* _Task brief_
From the records below, extract all the text exactly and leave the images behind.

— Begin Records —

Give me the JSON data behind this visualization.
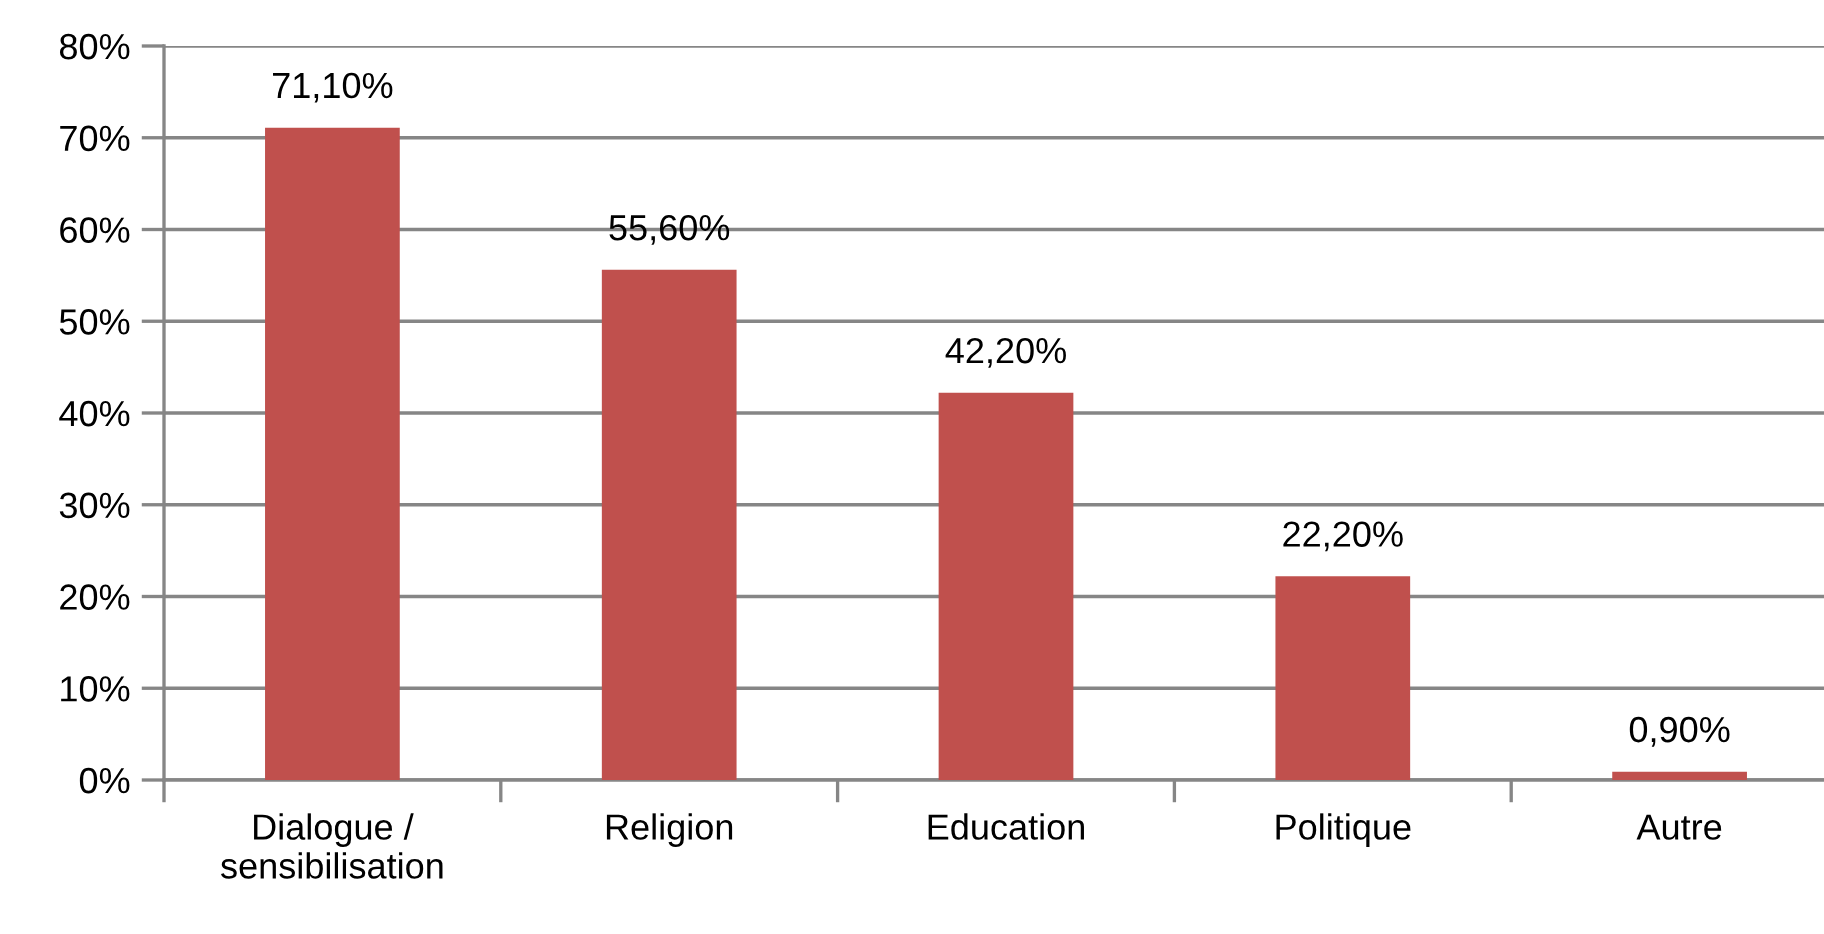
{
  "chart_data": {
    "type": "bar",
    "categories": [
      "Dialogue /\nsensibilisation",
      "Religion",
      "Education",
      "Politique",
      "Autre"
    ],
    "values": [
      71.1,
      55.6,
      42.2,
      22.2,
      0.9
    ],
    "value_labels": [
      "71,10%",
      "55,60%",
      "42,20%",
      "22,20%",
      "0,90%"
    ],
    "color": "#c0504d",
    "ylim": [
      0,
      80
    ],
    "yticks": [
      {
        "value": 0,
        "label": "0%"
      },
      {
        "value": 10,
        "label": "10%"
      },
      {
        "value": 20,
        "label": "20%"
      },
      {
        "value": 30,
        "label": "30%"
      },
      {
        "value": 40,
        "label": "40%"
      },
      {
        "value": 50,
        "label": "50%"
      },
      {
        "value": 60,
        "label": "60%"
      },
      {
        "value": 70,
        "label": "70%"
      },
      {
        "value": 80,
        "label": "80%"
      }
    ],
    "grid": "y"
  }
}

— End Records —

* _Final result_
Give me the JSON data behind this visualization.
{
  "chart_data": {
    "type": "bar",
    "categories": [
      "Dialogue /\nsensibilisation",
      "Religion",
      "Education",
      "Politique",
      "Autre"
    ],
    "values": [
      71.1,
      55.6,
      42.2,
      22.2,
      0.9
    ],
    "value_labels": [
      "71,10%",
      "55,60%",
      "42,20%",
      "22,20%",
      "0,90%"
    ],
    "color": "#c0504d",
    "ylim": [
      0,
      80
    ],
    "yticks": [
      {
        "value": 0,
        "label": "0%"
      },
      {
        "value": 10,
        "label": "10%"
      },
      {
        "value": 20,
        "label": "20%"
      },
      {
        "value": 30,
        "label": "30%"
      },
      {
        "value": 40,
        "label": "40%"
      },
      {
        "value": 50,
        "label": "50%"
      },
      {
        "value": 60,
        "label": "60%"
      },
      {
        "value": 70,
        "label": "70%"
      },
      {
        "value": 80,
        "label": "80%"
      }
    ],
    "grid": "y"
  }
}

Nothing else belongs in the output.